Exercise: Copy out all lines in the data below containing the string "heima".

Input for this task:

'''

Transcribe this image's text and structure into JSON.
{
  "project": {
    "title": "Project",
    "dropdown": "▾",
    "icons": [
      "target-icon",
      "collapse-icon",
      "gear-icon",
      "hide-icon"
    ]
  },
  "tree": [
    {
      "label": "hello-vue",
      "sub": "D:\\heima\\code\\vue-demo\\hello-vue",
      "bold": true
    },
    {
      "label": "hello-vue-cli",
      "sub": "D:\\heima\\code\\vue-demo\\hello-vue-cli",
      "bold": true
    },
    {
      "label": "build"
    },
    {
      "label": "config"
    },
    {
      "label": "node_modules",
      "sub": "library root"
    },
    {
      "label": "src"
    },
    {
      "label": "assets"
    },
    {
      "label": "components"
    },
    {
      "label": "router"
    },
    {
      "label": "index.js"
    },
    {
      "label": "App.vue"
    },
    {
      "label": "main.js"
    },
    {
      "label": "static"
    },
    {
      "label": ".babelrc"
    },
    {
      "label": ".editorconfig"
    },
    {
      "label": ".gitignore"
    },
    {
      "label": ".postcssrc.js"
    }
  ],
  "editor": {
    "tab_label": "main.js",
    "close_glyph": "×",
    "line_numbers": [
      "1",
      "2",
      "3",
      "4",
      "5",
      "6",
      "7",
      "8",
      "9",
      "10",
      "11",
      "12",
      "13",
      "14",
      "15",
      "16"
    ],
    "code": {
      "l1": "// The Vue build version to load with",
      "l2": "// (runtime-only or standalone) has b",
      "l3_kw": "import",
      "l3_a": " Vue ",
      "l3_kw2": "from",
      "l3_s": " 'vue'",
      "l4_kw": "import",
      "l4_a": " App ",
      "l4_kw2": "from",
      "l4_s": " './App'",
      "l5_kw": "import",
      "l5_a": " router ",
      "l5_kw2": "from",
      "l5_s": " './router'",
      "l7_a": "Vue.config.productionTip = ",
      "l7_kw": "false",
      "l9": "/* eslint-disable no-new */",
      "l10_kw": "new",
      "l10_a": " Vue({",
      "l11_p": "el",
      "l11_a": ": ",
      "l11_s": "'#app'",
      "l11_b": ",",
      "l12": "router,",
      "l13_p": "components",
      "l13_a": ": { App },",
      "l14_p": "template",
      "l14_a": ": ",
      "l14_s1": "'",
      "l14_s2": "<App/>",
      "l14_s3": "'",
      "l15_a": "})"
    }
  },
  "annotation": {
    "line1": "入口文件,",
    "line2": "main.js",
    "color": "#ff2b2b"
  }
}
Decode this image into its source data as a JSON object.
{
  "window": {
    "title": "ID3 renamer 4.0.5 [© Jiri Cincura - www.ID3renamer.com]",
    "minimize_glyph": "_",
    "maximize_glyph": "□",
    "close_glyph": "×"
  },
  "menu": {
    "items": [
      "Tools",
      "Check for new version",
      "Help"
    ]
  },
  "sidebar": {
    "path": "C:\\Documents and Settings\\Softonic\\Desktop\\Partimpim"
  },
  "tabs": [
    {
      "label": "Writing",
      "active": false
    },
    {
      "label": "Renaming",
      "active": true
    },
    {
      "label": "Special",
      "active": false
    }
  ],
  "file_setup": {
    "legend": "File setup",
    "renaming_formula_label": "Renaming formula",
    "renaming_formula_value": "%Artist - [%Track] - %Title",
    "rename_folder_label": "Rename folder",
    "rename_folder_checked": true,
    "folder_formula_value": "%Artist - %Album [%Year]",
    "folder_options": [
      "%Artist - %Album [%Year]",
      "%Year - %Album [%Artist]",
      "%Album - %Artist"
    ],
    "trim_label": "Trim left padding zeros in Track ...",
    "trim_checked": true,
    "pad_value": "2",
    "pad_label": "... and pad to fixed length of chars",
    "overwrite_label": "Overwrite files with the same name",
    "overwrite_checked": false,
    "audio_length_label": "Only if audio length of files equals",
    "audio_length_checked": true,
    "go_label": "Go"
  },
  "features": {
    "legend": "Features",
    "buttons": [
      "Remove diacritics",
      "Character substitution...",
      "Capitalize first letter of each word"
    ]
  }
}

'''

Problem solution:
      "sub": "D:\\heima\\code\\vue-demo\\hello-vue",
      "sub": "D:\\heima\\code\\vue-demo\\hello-vue-cli",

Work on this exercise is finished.